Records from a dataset
────────

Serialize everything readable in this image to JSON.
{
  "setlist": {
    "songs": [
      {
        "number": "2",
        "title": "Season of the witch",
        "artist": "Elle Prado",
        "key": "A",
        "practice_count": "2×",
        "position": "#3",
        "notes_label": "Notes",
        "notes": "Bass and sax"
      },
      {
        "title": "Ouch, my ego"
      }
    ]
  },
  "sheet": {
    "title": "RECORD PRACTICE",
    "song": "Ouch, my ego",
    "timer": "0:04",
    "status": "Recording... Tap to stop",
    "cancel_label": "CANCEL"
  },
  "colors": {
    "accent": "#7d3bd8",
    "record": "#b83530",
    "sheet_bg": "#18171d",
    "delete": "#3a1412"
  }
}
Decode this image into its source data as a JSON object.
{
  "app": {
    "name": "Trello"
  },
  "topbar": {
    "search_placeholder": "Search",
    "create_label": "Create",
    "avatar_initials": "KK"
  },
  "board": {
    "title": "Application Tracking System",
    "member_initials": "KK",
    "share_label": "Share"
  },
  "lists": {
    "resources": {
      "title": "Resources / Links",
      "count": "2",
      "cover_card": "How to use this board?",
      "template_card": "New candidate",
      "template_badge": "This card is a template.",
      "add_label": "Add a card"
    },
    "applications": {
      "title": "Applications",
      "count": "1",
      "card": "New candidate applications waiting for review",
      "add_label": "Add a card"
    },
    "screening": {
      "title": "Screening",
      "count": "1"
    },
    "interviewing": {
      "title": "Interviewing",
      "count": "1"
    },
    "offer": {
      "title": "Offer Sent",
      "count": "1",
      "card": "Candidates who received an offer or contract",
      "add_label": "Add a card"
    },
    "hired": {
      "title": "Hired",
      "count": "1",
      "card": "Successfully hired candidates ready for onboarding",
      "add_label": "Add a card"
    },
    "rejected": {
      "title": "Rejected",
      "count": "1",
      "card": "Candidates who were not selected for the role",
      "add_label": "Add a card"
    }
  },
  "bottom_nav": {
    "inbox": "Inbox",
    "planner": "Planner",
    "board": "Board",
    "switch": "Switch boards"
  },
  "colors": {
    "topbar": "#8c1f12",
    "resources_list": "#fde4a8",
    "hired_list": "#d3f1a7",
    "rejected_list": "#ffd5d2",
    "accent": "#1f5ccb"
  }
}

────────

▸ **Requirements**: State the number of lines in the data that include the string "image", and add nothing else.

▸ **The solution**: 2